[
https://issues.apache.org/jira/browse/HDFS-3335?page=com.atlassian.jira.plugin.system.issuetabpanels:comment-tabpanel&focusedCommentId=13272929#comment-13272929
]
Todd Lipcon commented on HDFS-3335:
-----------------------------------
In {{EditLogFileInputStream.nextOp}}, we should log a WARN message with the
file name and data on how many bytes are skipped at the end of the file. This
way, if there is an error replaying later, you might notice that in fact you
did want to recover some of these edits. Having the warning in the log will
make it easier to find where they went.
In this place, it would also be nice to detect how many of those bytes were
just 0xffffffff padding vs data that potentially looks like transactions.
----
- Rename {{GarbageAfterTerminatorException.getOffset}} to something a little
more clear -- right now it's not obvious that this is a relative offset/length
after the OP_INVALID, versus an offset since the beginning of the file, etc.
Perhaps {{getPaddingLengthAfterEofMarker}}? I'm still not entirely clear what
this length represents... by my reading of the javadoc, it is:
{code}
<--- valid edits ---> < OP_INVALID > <-- N bytes of padding --> <-- non-padding
data --> EOF
{code}
where {{N}} above is what you're talking about?
Maybe some ASCII art like the above in the javadoc would be helpful.
######
SHORT EXERCISE A: Pick out every line in the rows below that contains the string "plot", and copy each of those lines unchanged.

AVAILABLE DATA:
######
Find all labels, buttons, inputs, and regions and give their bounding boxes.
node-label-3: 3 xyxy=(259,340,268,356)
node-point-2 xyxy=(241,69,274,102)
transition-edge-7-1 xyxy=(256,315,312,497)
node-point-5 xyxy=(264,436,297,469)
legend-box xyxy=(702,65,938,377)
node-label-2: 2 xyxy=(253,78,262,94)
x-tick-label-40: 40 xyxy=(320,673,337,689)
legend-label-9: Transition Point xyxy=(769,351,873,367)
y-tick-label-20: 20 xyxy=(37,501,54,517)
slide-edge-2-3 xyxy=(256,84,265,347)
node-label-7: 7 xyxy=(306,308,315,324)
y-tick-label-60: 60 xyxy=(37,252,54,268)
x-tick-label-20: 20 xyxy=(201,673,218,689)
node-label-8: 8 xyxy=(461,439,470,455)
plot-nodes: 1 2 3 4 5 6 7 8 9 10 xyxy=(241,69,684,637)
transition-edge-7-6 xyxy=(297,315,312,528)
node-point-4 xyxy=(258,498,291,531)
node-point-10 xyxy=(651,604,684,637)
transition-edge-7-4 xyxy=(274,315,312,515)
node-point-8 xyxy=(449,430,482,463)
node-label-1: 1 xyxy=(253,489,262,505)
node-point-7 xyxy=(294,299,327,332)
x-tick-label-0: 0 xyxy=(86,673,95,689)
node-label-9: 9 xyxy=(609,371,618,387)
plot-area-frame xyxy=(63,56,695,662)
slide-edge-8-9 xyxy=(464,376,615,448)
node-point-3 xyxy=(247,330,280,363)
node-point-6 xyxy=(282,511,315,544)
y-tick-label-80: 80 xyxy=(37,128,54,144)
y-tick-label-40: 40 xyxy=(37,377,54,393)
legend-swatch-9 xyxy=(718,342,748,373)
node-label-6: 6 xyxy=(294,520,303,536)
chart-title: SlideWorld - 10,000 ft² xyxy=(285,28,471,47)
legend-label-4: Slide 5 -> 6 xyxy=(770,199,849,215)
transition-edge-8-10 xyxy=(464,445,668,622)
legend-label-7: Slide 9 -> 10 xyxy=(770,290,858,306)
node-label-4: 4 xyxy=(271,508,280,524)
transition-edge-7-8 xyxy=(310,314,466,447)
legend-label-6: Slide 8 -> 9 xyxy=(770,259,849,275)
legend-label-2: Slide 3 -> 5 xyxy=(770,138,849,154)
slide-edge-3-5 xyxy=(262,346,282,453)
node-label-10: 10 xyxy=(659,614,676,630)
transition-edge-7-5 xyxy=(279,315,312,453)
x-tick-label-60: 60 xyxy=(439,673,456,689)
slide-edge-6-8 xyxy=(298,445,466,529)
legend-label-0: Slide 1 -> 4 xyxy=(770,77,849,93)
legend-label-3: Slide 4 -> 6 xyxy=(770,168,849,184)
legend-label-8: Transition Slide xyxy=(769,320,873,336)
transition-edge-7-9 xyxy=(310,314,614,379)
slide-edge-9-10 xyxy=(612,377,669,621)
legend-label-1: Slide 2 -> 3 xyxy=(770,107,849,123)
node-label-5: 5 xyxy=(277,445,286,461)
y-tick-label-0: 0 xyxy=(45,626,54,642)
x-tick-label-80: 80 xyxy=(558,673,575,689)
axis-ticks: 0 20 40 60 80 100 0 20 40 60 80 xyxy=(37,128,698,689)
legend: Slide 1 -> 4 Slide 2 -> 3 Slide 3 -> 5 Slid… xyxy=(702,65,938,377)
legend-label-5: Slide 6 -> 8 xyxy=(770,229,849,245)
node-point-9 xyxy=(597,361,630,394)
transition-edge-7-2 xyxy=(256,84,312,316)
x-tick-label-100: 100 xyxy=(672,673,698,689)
######
SHORT EXERCISE B: Output the passage of the HDFS-3335 comment above, starting with "In this place, it" and going on through "you're talking about?", copied word for word.

FULL OUTPUT A:
plot-nodes: 1 2 3 4 5 6 7 8 9 10 xyxy=(241,69,684,637)
plot-area-frame xyxy=(63,56,695,662)

FULL OUTPUT B:
In this place, it would also be nice to detect how many of those bytes were
just 0xffffffff padding vs data that potentially looks like transactions.
----
- Rename {{GarbageAfterTerminatorException.getOffset}} to something a little
more clear -- right now it's not obvious that this is a relative offset/length
after the OP_INVALID, versus an offset since the beginning of the file, etc.
Perhaps {{getPaddingLengthAfterEofMarker}}? I'm still not entirely clear what
this length represents... by my reading of the javadoc, it is:
{code}
<--- valid edits ---> < OP_INVALID > <-- N bytes of padding --> <-- non-padding
data --> EOF
{code}
where {{N}} above is what you're talking about?